* What you are asked to do: Find the string "icon" in the listing and report every line that has it.
— start Provided material —
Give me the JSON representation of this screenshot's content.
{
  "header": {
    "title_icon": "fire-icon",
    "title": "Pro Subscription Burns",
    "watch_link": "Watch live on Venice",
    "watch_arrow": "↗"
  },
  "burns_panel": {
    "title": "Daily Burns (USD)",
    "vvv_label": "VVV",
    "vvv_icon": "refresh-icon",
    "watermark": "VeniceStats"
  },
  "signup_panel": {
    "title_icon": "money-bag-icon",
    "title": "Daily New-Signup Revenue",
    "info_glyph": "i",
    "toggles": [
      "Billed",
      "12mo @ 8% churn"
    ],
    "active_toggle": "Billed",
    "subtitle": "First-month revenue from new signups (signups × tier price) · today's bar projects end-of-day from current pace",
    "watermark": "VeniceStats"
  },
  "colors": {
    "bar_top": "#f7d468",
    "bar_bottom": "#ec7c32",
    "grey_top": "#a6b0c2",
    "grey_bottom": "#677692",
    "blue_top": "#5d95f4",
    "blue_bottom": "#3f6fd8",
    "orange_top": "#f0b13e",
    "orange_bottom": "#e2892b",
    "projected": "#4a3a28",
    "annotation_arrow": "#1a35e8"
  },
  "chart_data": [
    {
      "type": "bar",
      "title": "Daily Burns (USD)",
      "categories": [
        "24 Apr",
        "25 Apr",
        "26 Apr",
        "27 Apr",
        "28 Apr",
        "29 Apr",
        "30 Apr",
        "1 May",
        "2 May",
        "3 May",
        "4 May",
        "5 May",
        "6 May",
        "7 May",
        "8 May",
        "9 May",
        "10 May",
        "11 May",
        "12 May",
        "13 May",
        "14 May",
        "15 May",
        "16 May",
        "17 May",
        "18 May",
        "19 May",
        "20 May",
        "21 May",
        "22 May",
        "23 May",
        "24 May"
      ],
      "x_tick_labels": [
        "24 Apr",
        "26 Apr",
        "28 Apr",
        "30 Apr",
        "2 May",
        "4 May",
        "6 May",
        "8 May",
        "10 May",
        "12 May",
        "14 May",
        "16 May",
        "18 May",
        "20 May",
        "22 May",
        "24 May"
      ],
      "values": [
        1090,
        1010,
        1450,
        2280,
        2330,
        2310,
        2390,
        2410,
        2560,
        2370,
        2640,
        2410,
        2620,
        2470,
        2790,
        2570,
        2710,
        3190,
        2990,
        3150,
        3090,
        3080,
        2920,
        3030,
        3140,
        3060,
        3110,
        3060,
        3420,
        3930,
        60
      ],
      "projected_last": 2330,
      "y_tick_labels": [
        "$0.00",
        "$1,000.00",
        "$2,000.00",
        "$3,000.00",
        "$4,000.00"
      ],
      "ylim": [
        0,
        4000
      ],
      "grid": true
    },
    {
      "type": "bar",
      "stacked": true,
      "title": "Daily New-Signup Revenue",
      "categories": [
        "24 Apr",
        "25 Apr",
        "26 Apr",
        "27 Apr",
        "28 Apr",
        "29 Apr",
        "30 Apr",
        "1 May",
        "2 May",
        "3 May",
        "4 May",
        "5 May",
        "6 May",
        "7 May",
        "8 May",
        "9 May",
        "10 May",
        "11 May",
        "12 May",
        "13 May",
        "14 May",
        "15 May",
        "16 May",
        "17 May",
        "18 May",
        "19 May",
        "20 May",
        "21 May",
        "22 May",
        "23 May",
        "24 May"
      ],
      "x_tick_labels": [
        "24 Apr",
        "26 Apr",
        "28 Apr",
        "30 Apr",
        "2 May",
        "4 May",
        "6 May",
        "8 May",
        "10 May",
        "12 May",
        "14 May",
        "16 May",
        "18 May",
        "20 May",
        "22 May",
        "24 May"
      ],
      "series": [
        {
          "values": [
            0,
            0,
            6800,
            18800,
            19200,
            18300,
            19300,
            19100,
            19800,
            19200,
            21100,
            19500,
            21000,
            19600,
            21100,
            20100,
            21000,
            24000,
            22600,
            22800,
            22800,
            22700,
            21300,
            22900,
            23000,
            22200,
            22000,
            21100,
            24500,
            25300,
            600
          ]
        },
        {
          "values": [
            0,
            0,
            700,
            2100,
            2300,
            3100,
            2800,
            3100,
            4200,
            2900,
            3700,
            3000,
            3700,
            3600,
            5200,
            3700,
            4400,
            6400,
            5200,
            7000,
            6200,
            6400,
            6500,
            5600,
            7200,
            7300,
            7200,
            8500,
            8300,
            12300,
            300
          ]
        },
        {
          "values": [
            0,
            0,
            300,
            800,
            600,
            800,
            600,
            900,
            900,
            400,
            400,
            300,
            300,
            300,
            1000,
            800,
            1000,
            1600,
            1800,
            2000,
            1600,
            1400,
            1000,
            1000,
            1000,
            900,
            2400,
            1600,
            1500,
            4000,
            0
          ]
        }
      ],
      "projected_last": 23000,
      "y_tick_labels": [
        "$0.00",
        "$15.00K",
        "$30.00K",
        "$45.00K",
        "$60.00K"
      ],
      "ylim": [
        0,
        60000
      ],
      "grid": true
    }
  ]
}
— end Provided material —
* In response:
    "title_icon": "fire-icon",
    "vvv_icon": "refresh-icon",
    "title_icon": "money-bag-icon",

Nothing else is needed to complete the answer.